[Begin]

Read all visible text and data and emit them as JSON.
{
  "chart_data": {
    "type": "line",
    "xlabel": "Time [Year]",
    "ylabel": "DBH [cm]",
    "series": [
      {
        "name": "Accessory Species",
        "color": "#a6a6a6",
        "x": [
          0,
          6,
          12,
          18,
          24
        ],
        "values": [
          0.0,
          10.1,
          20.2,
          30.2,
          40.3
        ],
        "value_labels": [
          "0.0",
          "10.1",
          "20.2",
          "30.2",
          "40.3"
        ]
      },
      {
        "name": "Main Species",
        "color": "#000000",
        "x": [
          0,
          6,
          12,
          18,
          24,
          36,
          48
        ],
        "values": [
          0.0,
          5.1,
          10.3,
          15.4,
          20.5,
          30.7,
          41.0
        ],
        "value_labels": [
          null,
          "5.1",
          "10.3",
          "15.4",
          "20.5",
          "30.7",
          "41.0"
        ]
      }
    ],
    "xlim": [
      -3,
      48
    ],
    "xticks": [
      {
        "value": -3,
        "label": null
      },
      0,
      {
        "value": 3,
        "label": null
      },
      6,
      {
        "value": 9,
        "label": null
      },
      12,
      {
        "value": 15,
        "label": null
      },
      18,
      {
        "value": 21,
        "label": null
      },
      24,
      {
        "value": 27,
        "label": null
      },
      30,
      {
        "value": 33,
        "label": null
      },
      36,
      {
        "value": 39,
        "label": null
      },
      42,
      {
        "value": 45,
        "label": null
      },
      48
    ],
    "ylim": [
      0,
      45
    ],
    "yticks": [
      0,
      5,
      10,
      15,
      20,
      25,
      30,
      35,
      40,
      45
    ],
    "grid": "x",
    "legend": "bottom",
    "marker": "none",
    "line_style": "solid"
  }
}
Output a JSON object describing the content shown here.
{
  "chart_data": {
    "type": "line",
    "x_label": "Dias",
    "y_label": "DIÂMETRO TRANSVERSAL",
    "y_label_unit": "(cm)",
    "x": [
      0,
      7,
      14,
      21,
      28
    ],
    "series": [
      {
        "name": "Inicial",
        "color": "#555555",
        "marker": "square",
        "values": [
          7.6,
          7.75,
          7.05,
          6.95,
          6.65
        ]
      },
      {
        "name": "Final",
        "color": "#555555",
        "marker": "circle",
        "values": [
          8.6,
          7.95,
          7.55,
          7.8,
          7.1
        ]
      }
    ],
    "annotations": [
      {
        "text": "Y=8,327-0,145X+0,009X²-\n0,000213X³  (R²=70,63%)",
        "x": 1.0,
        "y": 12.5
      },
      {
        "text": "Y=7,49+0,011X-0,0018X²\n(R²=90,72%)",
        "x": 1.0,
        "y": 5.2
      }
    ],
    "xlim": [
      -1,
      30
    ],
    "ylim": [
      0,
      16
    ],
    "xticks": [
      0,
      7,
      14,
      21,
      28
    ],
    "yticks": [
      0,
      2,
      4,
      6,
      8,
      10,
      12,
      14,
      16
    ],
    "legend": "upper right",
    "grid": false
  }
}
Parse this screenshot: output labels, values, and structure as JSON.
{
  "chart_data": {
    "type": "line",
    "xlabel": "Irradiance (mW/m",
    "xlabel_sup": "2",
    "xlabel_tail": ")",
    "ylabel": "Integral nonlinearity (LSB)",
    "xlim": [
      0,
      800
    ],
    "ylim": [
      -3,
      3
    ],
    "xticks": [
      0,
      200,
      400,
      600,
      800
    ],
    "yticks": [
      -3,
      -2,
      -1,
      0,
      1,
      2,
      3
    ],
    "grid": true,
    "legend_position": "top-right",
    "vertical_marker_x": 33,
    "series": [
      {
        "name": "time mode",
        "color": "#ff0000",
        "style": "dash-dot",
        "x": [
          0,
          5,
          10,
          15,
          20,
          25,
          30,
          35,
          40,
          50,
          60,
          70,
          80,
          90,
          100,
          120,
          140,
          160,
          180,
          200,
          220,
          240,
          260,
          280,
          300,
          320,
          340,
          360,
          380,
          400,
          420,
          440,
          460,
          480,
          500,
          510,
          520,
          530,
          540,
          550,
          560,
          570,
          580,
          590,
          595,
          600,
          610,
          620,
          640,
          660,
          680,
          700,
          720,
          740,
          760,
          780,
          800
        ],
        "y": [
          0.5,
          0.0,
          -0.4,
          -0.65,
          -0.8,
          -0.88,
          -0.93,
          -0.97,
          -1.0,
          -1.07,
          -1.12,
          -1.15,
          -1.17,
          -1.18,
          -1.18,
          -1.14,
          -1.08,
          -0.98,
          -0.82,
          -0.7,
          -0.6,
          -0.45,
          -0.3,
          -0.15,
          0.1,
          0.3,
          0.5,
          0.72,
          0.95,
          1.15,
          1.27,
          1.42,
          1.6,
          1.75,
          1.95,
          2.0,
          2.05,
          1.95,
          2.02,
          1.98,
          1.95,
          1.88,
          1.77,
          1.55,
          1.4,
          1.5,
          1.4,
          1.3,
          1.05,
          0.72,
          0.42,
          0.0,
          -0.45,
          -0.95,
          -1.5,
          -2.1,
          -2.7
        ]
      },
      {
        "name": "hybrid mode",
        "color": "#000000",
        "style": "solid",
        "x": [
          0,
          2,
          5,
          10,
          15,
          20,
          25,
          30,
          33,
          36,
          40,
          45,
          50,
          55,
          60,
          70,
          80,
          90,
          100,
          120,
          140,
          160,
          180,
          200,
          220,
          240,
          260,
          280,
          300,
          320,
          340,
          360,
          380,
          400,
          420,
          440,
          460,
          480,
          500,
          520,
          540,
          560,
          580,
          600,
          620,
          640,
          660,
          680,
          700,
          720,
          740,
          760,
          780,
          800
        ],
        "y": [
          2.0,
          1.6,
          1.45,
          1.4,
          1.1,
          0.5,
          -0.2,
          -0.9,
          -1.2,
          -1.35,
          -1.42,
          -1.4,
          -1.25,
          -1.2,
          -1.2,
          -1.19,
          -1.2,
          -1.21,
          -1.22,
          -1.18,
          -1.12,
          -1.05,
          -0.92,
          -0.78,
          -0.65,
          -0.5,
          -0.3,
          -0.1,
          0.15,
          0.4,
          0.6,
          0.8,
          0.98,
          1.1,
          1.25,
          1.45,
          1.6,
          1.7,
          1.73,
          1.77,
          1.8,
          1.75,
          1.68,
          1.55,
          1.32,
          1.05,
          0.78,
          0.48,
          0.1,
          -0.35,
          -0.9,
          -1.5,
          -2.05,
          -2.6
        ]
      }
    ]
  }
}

[End]

> [SET PROBLEM]
Return the entries above exactly as they appear.

> [FINISHED ANSWER]
Read all visible text and data and emit them as JSON.
{
  "chart_data": {
    "type": "line",
    "xlabel": "Time [Year]",
    "ylabel": "DBH [cm]",
    "series": [
      {
        "name": "Accessory Species",
        "color": "#a6a6a6",
        "x": [
          0,
          6,
          12,
          18,
          24
        ],
        "values": [
          0.0,
          10.1,
          20.2,
          30.2,
          40.3
        ],
        "value_labels": [
          "0.0",
          "10.1",
          "20.2",
          "30.2",
          "40.3"
        ]
      },
      {
        "name": "Main Species",
        "color": "#000000",
        "x": [
          0,
          6,
          12,
          18,
          24,
          36,
          48
        ],
        "values": [
          0.0,
          5.1,
          10.3,
          15.4,
          20.5,
          30.7,
          41.0
        ],
        "value_labels": [
          null,
          "5.1",
          "10.3",
          "15.4",
          "20.5",
          "30.7",
          "41.0"
        ]
      }
    ],
    "xlim": [
      -3,
      48
    ],
    "xticks": [
      {
        "value": -3,
        "label": null
      },
      0,
      {
        "value": 3,
        "label": null
      },
      6,
      {
        "value": 9,
        "label": null
      },
      12,
      {
        "value": 15,
        "label": null
      },
      18,
      {
        "value": 21,
        "label": null
      },
      24,
      {
        "value": 27,
        "label": null
      },
      30,
      {
        "value": 33,
        "label": null
      },
      36,
      {
        "value": 39,
        "label": null
      },
      42,
      {
        "value": 45,
        "label": null
      },
      48
    ],
    "ylim": [
      0,
      45
    ],
    "yticks": [
      0,
      5,
      10,
      15,
      20,
      25,
      30,
      35,
      40,
      45
    ],
    "grid": "x",
    "legend": "bottom",
    "marker": "none",
    "line_style": "solid"
  }
}
Output a JSON object describing the content shown here.
{
  "chart_data": {
    "type": "line",
    "x_label": "Dias",
    "y_label": "DIÂMETRO TRANSVERSAL",
    "y_label_unit": "(cm)",
    "x": [
      0,
      7,
      14,
      21,
      28
    ],
    "series": [
      {
        "name": "Inicial",
        "color": "#555555",
        "marker": "square",
        "values": [
          7.6,
          7.75,
          7.05,
          6.95,
          6.65
        ]
      },
      {
        "name": "Final",
        "color": "#555555",
        "marker": "circle",
        "values": [
          8.6,
          7.95,
          7.55,
          7.8,
          7.1
        ]
      }
    ],
    "annotations": [
      {
        "text": "Y=8,327-0,145X+0,009X²-\n0,000213X³  (R²=70,63%)",
        "x": 1.0,
        "y": 12.5
      },
      {
        "text": "Y=7,49+0,011X-0,0018X²\n(R²=90,72%)",
        "x": 1.0,
        "y": 5.2
      }
    ],
    "xlim": [
      -1,
      30
    ],
    "ylim": [
      0,
      16
    ],
    "xticks": [
      0,
      7,
      14,
      21,
      28
    ],
    "yticks": [
      0,
      2,
      4,
      6,
      8,
      10,
      12,
      14,
      16
    ],
    "legend": "upper right",
    "grid": false
  }
}
Parse this screenshot: output labels, values, and structure as JSON.
{
  "chart_data": {
    "type": "line",
    "xlabel": "Irradiance (mW/m",
    "xlabel_sup": "2",
    "xlabel_tail": ")",
    "ylabel": "Integral nonlinearity (LSB)",
    "xlim": [
      0,
      800
    ],
    "ylim": [
      -3,
      3
    ],
    "xticks": [
      0,
      200,
      400,
      600,
      800
    ],
    "yticks": [
      -3,
      -2,
      -1,
      0,
      1,
      2,
      3
    ],
    "grid": true,
    "legend_position": "top-right",
    "vertical_marker_x": 33,
    "series": [
      {
        "name": "time mode",
        "color": "#ff0000",
        "style": "dash-dot",
        "x": [
          0,
          5,
          10,
          15,
          20,
          25,
          30,
          35,
          40,
          50,
          60,
          70,
          80,
          90,
          100,
          120,
          140,
          160,
          180,
          200,
          220,
          240,
          260,
          280,
          300,
          320,
          340,
          360,
          380,
          400,
          420,
          440,
          460,
          480,
          500,
          510,
          520,
          530,
          540,
          550,
          560,
          570,
          580,
          590,
          595,
          600,
          610,
          620,
          640,
          660,
          680,
          700,
          720,
          740,
          760,
          780,
          800
        ],
        "y": [
          0.5,
          0.0,
          -0.4,
          -0.65,
          -0.8,
          -0.88,
          -0.93,
          -0.97,
          -1.0,
          -1.07,
          -1.12,
          -1.15,
          -1.17,
          -1.18,
          -1.18,
          -1.14,
          -1.08,
          -0.98,
          -0.82,
          -0.7,
          -0.6,
          -0.45,
          -0.3,
          -0.15,
          0.1,
          0.3,
          0.5,
          0.72,
          0.95,
          1.15,
          1.27,
          1.42,
          1.6,
          1.75,
          1.95,
          2.0,
          2.05,
          1.95,
          2.02,
          1.98,
          1.95,
          1.88,
          1.77,
          1.55,
          1.4,
          1.5,
          1.4,
          1.3,
          1.05,
          0.72,
          0.42,
          0.0,
          -0.45,
          -0.95,
          -1.5,
          -2.1,
          -2.7
        ]
      },
      {
        "name": "hybrid mode",
        "color": "#000000",
        "style": "solid",
        "x": [
          0,
          2,
          5,
          10,
          15,
          20,
          25,
          30,
          33,
          36,
          40,
          45,
          50,
          55,
          60,
          70,
          80,
          90,
          100,
          120,
          140,
          160,
          180,
          200,
          220,
          240,
          260,
          280,
          300,
          320,
          340,
          360,
          380,
          400,
          420,
          440,
          460,
          480,
          500,
          520,
          540,
          560,
          580,
          600,
          620,
          640,
          660,
          680,
          700,
          720,
          740,
          760,
          780,
          800
        ],
        "y": [
          2.0,
          1.6,
          1.45,
          1.4,
          1.1,
          0.5,
          -0.2,
          -0.9,
          -1.2,
          -1.35,
          -1.42,
          -1.4,
          -1.25,
          -1.2,
          -1.2,
          -1.19,
          -1.2,
          -1.21,
          -1.22,
          -1.18,
          -1.12,
          -1.05,
          -0.92,
          -0.78,
          -0.65,
          -0.5,
          -0.3,
          -0.1,
          0.15,
          0.4,
          0.6,
          0.8,
          0.98,
          1.1,
          1.25,
          1.45,
          1.6,
          1.7,
          1.73,
          1.77,
          1.8,
          1.75,
          1.68,
          1.55,
          1.32,
          1.05,
          0.78,
          0.48,
          0.1,
          -0.35,
          -0.9,
          -1.5,
          -2.05,
          -2.6
        ]
      }
    ]
  }
}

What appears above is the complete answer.